** begin STORED DATA **
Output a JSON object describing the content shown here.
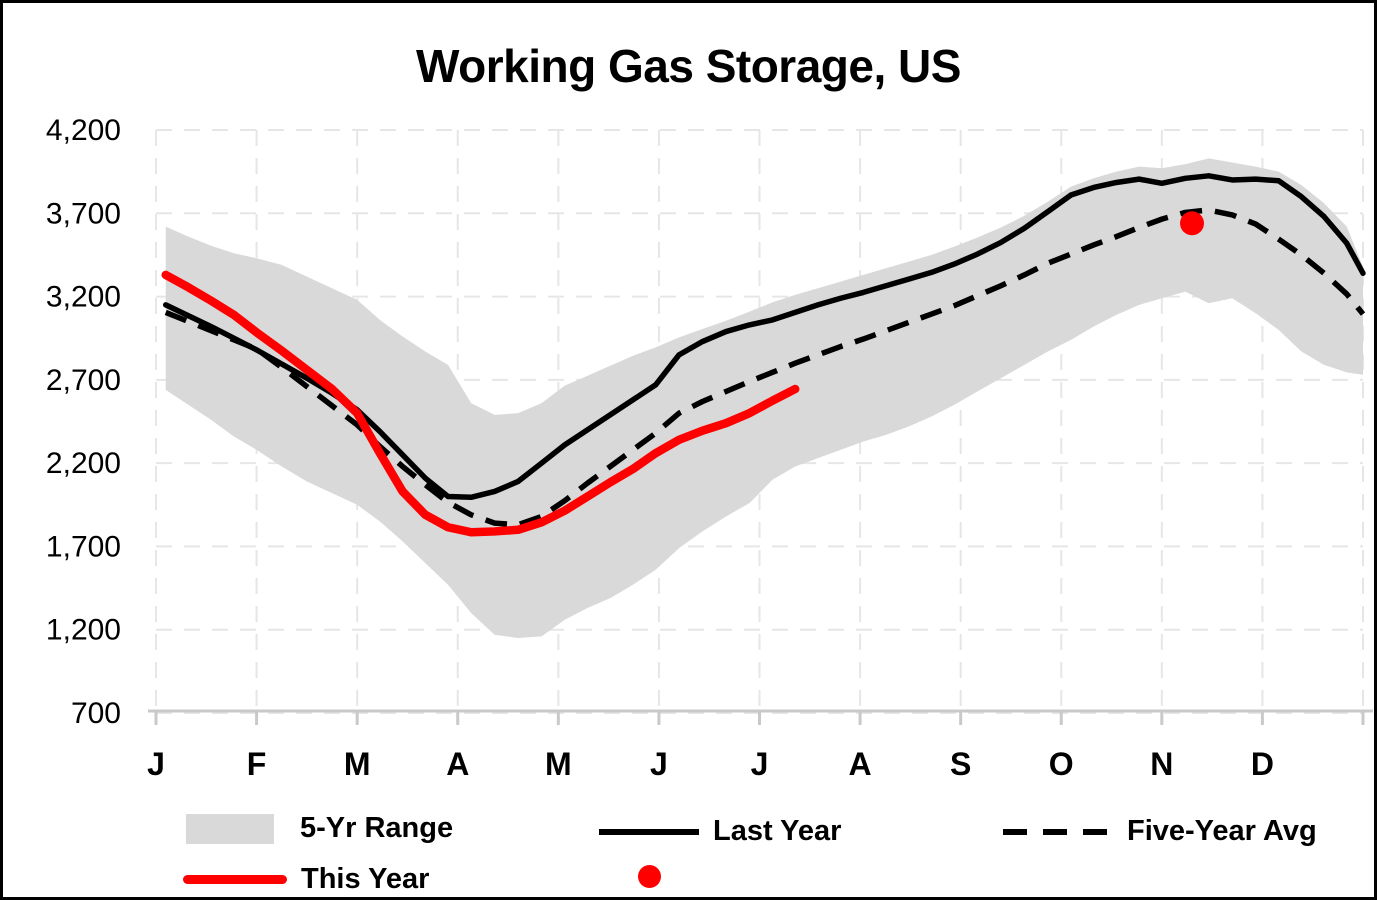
{
  "chart_data": {
    "type": "line",
    "title": "Working Gas Storage, US",
    "xlabel": "",
    "ylabel": "",
    "grid": true,
    "y_axis": {
      "min": 700,
      "max": 4200,
      "step": 500,
      "tick_labels": [
        "4,200",
        "3,700",
        "3,200",
        "2,700",
        "2,200",
        "1,700",
        "1,200",
        "700"
      ]
    },
    "x_axis": {
      "month_labels": [
        "J",
        "F",
        "M",
        "A",
        "M",
        "J",
        "J",
        "A",
        "S",
        "O",
        "N",
        "D"
      ]
    },
    "weeks": {
      "start_day": 3,
      "step_days": 7,
      "count": 52,
      "extra_final_day": 365
    },
    "colors": {
      "this_year": "#FF0000",
      "last_year": "#000000",
      "five_year_avg": "#000000",
      "range_fill": "#D9D9D9",
      "gridline": "#E6E6E6",
      "axis": "#C9C9C9"
    },
    "series": [
      {
        "name": "5-Yr Range",
        "type": "band",
        "color": "#D9D9D9",
        "max": [
          3620,
          3560,
          3505,
          3460,
          3430,
          3390,
          3320,
          3250,
          3180,
          3060,
          2960,
          2870,
          2790,
          2560,
          2490,
          2500,
          2560,
          2665,
          2725,
          2785,
          2845,
          2895,
          2955,
          3005,
          3055,
          3110,
          3165,
          3210,
          3250,
          3290,
          3330,
          3370,
          3410,
          3450,
          3500,
          3555,
          3615,
          3685,
          3770,
          3860,
          3910,
          3950,
          3980,
          3970,
          3995,
          4030,
          4005,
          3980,
          3950,
          3870,
          3760,
          3620,
          3380
        ],
        "min": [
          2640,
          2550,
          2460,
          2360,
          2280,
          2180,
          2090,
          2020,
          1950,
          1850,
          1730,
          1600,
          1470,
          1300,
          1170,
          1150,
          1160,
          1260,
          1330,
          1390,
          1470,
          1560,
          1690,
          1790,
          1880,
          1960,
          2100,
          2180,
          2230,
          2280,
          2330,
          2370,
          2420,
          2480,
          2550,
          2630,
          2710,
          2790,
          2870,
          2940,
          3020,
          3090,
          3150,
          3190,
          3230,
          3160,
          3190,
          3100,
          3000,
          2870,
          2790,
          2745,
          2730
        ]
      },
      {
        "name": "Last Year",
        "type": "line",
        "style": "solid",
        "color": "#000000",
        "values": [
          3150,
          3085,
          3020,
          2950,
          2880,
          2795,
          2710,
          2620,
          2520,
          2390,
          2250,
          2110,
          2000,
          1995,
          2030,
          2090,
          2200,
          2310,
          2400,
          2490,
          2580,
          2670,
          2850,
          2930,
          2990,
          3030,
          3060,
          3105,
          3150,
          3190,
          3225,
          3265,
          3305,
          3345,
          3395,
          3455,
          3525,
          3610,
          3710,
          3810,
          3855,
          3885,
          3905,
          3880,
          3910,
          3925,
          3900,
          3905,
          3895,
          3800,
          3680,
          3520,
          3340
        ]
      },
      {
        "name": "Five-Year Avg",
        "type": "line",
        "style": "dashed",
        "color": "#000000",
        "values": [
          3105,
          3050,
          2995,
          2940,
          2885,
          2775,
          2660,
          2545,
          2430,
          2300,
          2180,
          2070,
          1965,
          1890,
          1840,
          1830,
          1880,
          1975,
          2080,
          2180,
          2280,
          2380,
          2500,
          2570,
          2630,
          2690,
          2745,
          2800,
          2850,
          2900,
          2945,
          2995,
          3045,
          3095,
          3145,
          3205,
          3265,
          3330,
          3400,
          3455,
          3510,
          3560,
          3615,
          3665,
          3705,
          3720,
          3690,
          3635,
          3545,
          3450,
          3340,
          3215,
          3095
        ]
      },
      {
        "name": "This Year",
        "type": "line",
        "style": "solid",
        "color": "#FF0000",
        "values": [
          3330,
          3255,
          3175,
          3090,
          2985,
          2875,
          2760,
          2645,
          2500,
          2260,
          2030,
          1890,
          1815,
          1785,
          1790,
          1800,
          1845,
          1915,
          2000,
          2085,
          2165,
          2260,
          2340,
          2395,
          2440,
          2500,
          2575,
          2645
        ]
      },
      {
        "name": "",
        "type": "point",
        "color": "#FF0000",
        "day": 313,
        "value": 3640
      }
    ],
    "legend": {
      "position": "bottom",
      "items": [
        {
          "label": "5-Yr Range",
          "swatch": "band"
        },
        {
          "label": "Last Year",
          "swatch": "solid-line"
        },
        {
          "label": "Five-Year Avg",
          "swatch": "dashed-line"
        },
        {
          "label": "This Year",
          "swatch": "thick-red-line"
        },
        {
          "label": "",
          "swatch": "dot"
        }
      ]
    }
  }
}
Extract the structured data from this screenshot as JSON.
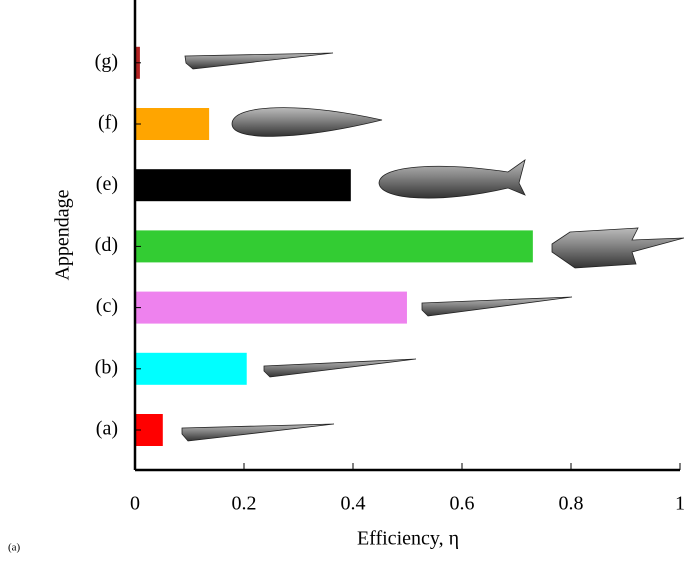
** end STORED DATA **
→ **PROBLEM TO SOLVE**:
Set down the lines of the records above exactly, apart from the pictures.

→ **CORRECT RESPONSE**:
Output a JSON object describing the content shown here.
{
  "chart_data": {
    "type": "line",
    "title": "Working Gas Storage, US",
    "xlabel": "",
    "ylabel": "",
    "grid": true,
    "y_axis": {
      "min": 700,
      "max": 4200,
      "step": 500,
      "tick_labels": [
        "4,200",
        "3,700",
        "3,200",
        "2,700",
        "2,200",
        "1,700",
        "1,200",
        "700"
      ]
    },
    "x_axis": {
      "month_labels": [
        "J",
        "F",
        "M",
        "A",
        "M",
        "J",
        "J",
        "A",
        "S",
        "O",
        "N",
        "D"
      ]
    },
    "weeks": {
      "start_day": 3,
      "step_days": 7,
      "count": 52,
      "extra_final_day": 365
    },
    "colors": {
      "this_year": "#FF0000",
      "last_year": "#000000",
      "five_year_avg": "#000000",
      "range_fill": "#D9D9D9",
      "gridline": "#E6E6E6",
      "axis": "#C9C9C9"
    },
    "series": [
      {
        "name": "5-Yr Range",
        "type": "band",
        "color": "#D9D9D9",
        "max": [
          3620,
          3560,
          3505,
          3460,
          3430,
          3390,
          3320,
          3250,
          3180,
          3060,
          2960,
          2870,
          2790,
          2560,
          2490,
          2500,
          2560,
          2665,
          2725,
          2785,
          2845,
          2895,
          2955,
          3005,
          3055,
          3110,
          3165,
          3210,
          3250,
          3290,
          3330,
          3370,
          3410,
          3450,
          3500,
          3555,
          3615,
          3685,
          3770,
          3860,
          3910,
          3950,
          3980,
          3970,
          3995,
          4030,
          4005,
          3980,
          3950,
          3870,
          3760,
          3620,
          3380
        ],
        "min": [
          2640,
          2550,
          2460,
          2360,
          2280,
          2180,
          2090,
          2020,
          1950,
          1850,
          1730,
          1600,
          1470,
          1300,
          1170,
          1150,
          1160,
          1260,
          1330,
          1390,
          1470,
          1560,
          1690,
          1790,
          1880,
          1960,
          2100,
          2180,
          2230,
          2280,
          2330,
          2370,
          2420,
          2480,
          2550,
          2630,
          2710,
          2790,
          2870,
          2940,
          3020,
          3090,
          3150,
          3190,
          3230,
          3160,
          3190,
          3100,
          3000,
          2870,
          2790,
          2745,
          2730
        ]
      },
      {
        "name": "Last Year",
        "type": "line",
        "style": "solid",
        "color": "#000000",
        "values": [
          3150,
          3085,
          3020,
          2950,
          2880,
          2795,
          2710,
          2620,
          2520,
          2390,
          2250,
          2110,
          2000,
          1995,
          2030,
          2090,
          2200,
          2310,
          2400,
          2490,
          2580,
          2670,
          2850,
          2930,
          2990,
          3030,
          3060,
          3105,
          3150,
          3190,
          3225,
          3265,
          3305,
          3345,
          3395,
          3455,
          3525,
          3610,
          3710,
          3810,
          3855,
          3885,
          3905,
          3880,
          3910,
          3925,
          3900,
          3905,
          3895,
          3800,
          3680,
          3520,
          3340
        ]
      },
      {
        "name": "Five-Year Avg",
        "type": "line",
        "style": "dashed",
        "color": "#000000",
        "values": [
          3105,
          3050,
          2995,
          2940,
          2885,
          2775,
          2660,
          2545,
          2430,
          2300,
          2180,
          2070,
          1965,
          1890,
          1840,
          1830,
          1880,
          1975,
          2080,
          2180,
          2280,
          2380,
          2500,
          2570,
          2630,
          2690,
          2745,
          2800,
          2850,
          2900,
          2945,
          2995,
          3045,
          3095,
          3145,
          3205,
          3265,
          3330,
          3400,
          3455,
          3510,
          3560,
          3615,
          3665,
          3705,
          3720,
          3690,
          3635,
          3545,
          3450,
          3340,
          3215,
          3095
        ]
      },
      {
        "name": "This Year",
        "type": "line",
        "style": "solid",
        "color": "#FF0000",
        "values": [
          3330,
          3255,
          3175,
          3090,
          2985,
          2875,
          2760,
          2645,
          2500,
          2260,
          2030,
          1890,
          1815,
          1785,
          1790,
          1800,
          1845,
          1915,
          2000,
          2085,
          2165,
          2260,
          2340,
          2395,
          2440,
          2500,
          2575,
          2645
        ]
      },
      {
        "name": "",
        "type": "point",
        "color": "#FF0000",
        "day": 313,
        "value": 3640
      }
    ],
    "legend": {
      "position": "bottom",
      "items": [
        {
          "label": "5-Yr Range",
          "swatch": "band"
        },
        {
          "label": "Last Year",
          "swatch": "solid-line"
        },
        {
          "label": "Five-Year Avg",
          "swatch": "dashed-line"
        },
        {
          "label": "This Year",
          "swatch": "thick-red-line"
        },
        {
          "label": "",
          "swatch": "dot"
        }
      ]
    }
  }
}
Extract the structured data from this screenshot as JSON.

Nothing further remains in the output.